### THE EXERCISE
Each line that holds the word "operation" counts once. Give the total number of such lines and nothing else.

### RECORDS FOR PROCESSING
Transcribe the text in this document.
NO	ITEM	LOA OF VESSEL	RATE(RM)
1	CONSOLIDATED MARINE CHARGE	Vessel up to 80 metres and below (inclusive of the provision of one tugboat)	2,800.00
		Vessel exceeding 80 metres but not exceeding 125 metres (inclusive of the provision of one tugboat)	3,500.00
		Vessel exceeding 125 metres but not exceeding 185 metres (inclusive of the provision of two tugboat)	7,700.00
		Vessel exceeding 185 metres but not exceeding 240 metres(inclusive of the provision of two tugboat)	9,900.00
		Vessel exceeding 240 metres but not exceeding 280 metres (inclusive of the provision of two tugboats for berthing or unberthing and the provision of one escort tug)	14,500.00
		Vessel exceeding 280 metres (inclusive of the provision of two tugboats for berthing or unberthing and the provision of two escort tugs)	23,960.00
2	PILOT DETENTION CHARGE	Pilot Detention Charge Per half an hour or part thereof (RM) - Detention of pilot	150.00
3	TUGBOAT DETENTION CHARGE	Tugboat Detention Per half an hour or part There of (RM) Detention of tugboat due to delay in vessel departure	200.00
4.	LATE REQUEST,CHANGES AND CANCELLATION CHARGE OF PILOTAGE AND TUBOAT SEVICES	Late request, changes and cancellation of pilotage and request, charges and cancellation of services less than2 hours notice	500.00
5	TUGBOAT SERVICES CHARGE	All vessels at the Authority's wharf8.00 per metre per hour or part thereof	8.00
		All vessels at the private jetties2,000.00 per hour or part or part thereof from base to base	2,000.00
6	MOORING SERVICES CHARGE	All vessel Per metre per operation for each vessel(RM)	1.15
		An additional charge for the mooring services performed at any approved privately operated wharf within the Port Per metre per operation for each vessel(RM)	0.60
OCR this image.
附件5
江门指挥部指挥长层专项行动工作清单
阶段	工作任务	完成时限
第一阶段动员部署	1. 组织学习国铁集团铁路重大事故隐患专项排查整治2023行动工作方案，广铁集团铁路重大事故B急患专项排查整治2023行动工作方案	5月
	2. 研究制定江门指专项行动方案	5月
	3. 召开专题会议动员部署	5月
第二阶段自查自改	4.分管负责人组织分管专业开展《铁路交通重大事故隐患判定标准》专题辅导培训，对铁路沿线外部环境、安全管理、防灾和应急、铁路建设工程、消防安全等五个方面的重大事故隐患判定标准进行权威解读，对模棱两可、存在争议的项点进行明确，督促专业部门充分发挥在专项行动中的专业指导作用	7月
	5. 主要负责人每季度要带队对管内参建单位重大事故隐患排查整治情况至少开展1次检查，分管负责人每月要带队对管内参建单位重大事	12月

### FINISHED TASK
2